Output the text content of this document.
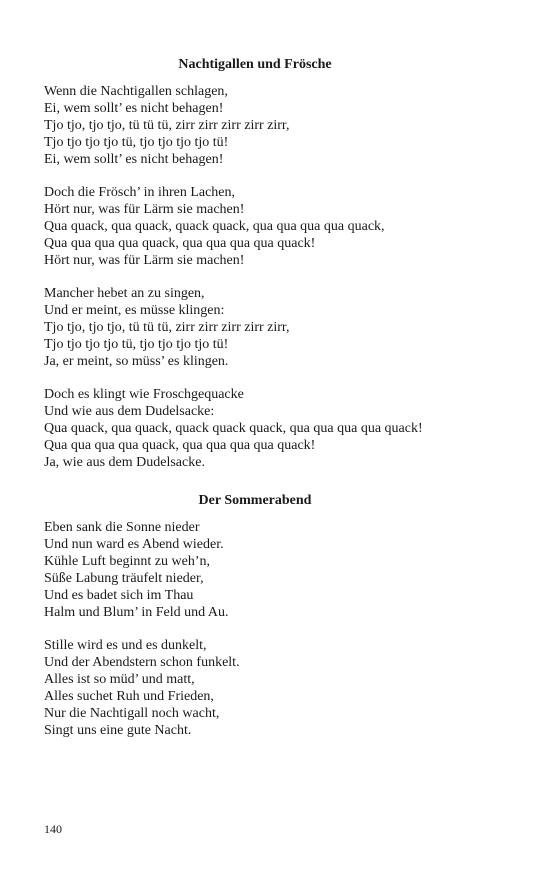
Nachtigallen und Frösche
Wenn die Nachtigallen schlagen,
Ei, wem sollt’ es nicht behagen!
Tjo tjo, tjo tjo, tü tü tü, zirr zirr zirr zirr zirr,
Tjo tjo tjo tjo tü, tjo tjo tjo tjo tü!
Ei, wem sollt’ es nicht behagen!
Doch die Frösch’ in ihren Lachen,
Hört nur, was für Lärm sie machen!
Qua quack, qua quack, quack quack, qua qua qua qua quack,
Qua qua qua qua quack, qua qua qua qua quack!
Hört nur, was für Lärm sie machen!
Mancher hebet an zu singen,
Und er meint, es müsse klingen:
Tjo tjo, tjo tjo, tü tü tü, zirr zirr zirr zirr zirr,
Tjo tjo tjo tjo tü, tjo tjo tjo tjo tü!
Ja, er meint, so müss’ es klingen.
Doch es klingt wie Froschgequacke
Und wie aus dem Dudelsacke:
Qua quack, qua quack, quack quack quack, qua qua qua qua quack!
Qua qua qua qua quack, qua qua qua qua quack!
Ja, wie aus dem Dudelsacke.
Der Sommerabend
Eben sank die Sonne nieder
Und nun ward es Abend wieder.
Kühle Luft beginnt zu weh’n,
Süße Labung träufelt nieder,
Und es badet sich im Thau
Halm und Blum’ in Feld und Au.
Stille wird es und es dunkelt,
Und der Abendstern schon funkelt.
Alles ist so müd’ und matt,
Alles suchet Ruh und Frieden,
Nur die Nachtigall noch wacht,
Singt uns eine gute Nacht.
140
=======
Every record above must be given again exactly; drop the pictures.

Output the text content of this document.
Nachtigallen und Frösche
Wenn die Nachtigallen schlagen,
Ei, wem sollt’ es nicht behagen!
Tjo tjo, tjo tjo, tü tü tü, zirr zirr zirr zirr zirr,
Tjo tjo tjo tjo tü, tjo tjo tjo tjo tü!
Ei, wem sollt’ es nicht behagen!
Doch die Frösch’ in ihren Lachen,
Hört nur, was für Lärm sie machen!
Qua quack, qua quack, quack quack, qua qua qua qua quack,
Qua qua qua qua quack, qua qua qua qua quack!
Hört nur, was für Lärm sie machen!
Mancher hebet an zu singen,
Und er meint, es müsse klingen:
Tjo tjo, tjo tjo, tü tü tü, zirr zirr zirr zirr zirr,
Tjo tjo tjo tjo tü, tjo tjo tjo tjo tü!
Ja, er meint, so müss’ es klingen.
Doch es klingt wie Froschgequacke
Und wie aus dem Dudelsacke:
Qua quack, qua quack, quack quack quack, qua qua qua qua quack!
Qua qua qua qua quack, qua qua qua qua quack!
Ja, wie aus dem Dudelsacke.
Der Sommerabend
Eben sank die Sonne nieder
Und nun ward es Abend wieder.
Kühle Luft beginnt zu weh’n,
Süße Labung träufelt nieder,
Und es badet sich im Thau
Halm und Blum’ in Feld und Au.
Stille wird es und es dunkelt,
Und der Abendstern schon funkelt.
Alles ist so müd’ und matt,
Alles suchet Ruh und Frieden,
Nur die Nachtigall noch wacht,
Singt uns eine gute Nacht.
140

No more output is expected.